# START OF PROVIDED MATERIAL
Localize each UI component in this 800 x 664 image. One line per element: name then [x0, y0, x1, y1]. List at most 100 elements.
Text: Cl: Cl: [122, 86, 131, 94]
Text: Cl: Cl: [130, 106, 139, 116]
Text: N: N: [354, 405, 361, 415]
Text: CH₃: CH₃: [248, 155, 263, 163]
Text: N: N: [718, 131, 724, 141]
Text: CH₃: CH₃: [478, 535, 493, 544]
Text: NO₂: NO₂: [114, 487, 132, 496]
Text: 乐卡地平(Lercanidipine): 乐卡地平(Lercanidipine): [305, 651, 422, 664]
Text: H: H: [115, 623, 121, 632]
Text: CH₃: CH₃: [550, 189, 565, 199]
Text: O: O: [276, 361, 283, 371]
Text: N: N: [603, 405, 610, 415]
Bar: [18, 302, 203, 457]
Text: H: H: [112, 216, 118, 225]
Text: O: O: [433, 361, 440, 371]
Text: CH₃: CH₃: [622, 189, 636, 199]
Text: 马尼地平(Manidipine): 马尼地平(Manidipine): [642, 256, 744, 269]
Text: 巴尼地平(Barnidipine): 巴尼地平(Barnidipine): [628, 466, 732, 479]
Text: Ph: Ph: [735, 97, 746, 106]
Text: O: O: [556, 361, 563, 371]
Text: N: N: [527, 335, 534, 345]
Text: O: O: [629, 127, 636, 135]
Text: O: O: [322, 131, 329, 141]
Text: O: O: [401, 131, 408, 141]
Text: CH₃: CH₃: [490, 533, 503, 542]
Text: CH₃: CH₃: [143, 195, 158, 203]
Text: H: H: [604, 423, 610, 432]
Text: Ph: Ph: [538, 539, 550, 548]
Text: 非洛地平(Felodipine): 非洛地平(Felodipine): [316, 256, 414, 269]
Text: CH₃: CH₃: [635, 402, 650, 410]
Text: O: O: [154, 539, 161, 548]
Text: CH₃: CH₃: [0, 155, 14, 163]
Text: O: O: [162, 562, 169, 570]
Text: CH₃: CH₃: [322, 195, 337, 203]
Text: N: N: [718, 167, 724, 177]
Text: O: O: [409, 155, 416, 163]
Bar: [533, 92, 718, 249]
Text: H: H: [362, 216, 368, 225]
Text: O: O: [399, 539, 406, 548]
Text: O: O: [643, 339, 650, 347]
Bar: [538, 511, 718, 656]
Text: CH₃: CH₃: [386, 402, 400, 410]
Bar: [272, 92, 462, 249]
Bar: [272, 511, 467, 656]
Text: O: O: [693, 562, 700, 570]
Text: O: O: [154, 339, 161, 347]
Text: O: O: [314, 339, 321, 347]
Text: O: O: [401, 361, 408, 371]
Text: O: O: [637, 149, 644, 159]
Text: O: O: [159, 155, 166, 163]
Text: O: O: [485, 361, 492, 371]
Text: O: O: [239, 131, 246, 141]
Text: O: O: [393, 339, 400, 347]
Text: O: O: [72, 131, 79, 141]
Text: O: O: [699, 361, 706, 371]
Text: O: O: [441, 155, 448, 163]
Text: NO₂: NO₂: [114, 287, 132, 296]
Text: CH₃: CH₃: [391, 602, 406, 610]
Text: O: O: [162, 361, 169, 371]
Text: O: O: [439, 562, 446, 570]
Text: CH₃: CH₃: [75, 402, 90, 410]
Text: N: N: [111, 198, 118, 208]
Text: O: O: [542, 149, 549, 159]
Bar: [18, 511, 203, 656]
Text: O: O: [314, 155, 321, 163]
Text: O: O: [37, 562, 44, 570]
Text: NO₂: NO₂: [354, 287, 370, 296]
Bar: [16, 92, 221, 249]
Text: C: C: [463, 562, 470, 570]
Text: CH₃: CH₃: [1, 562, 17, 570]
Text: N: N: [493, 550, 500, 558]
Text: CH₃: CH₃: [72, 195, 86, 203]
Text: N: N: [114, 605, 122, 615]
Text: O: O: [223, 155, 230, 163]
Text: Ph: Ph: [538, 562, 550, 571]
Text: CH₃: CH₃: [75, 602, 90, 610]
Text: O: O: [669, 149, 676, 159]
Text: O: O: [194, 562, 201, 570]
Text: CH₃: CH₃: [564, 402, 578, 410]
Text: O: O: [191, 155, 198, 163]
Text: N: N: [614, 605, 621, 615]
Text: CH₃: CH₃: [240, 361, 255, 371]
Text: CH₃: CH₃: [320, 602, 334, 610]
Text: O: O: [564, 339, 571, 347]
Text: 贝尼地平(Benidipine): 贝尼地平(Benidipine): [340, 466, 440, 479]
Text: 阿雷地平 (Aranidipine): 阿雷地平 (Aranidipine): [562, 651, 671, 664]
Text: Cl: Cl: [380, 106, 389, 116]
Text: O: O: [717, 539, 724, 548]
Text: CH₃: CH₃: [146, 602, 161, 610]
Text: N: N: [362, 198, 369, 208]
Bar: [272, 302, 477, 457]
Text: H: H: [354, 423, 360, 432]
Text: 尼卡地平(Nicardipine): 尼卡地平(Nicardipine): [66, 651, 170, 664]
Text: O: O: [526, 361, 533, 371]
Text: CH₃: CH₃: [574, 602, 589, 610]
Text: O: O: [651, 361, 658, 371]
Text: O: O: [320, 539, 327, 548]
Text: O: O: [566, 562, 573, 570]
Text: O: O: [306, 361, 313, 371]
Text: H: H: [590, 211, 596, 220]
# END OF PROVIDED MATERIAL
=== OBJECTIVE ===
Select every row above that contains the string "elements" and copy each one in full.

=== THE OUTPUT ===
Localize each UI component in this 800 x 664 image. One line per element: name then [x0, y0, x1, y1]. List at most 100 elements.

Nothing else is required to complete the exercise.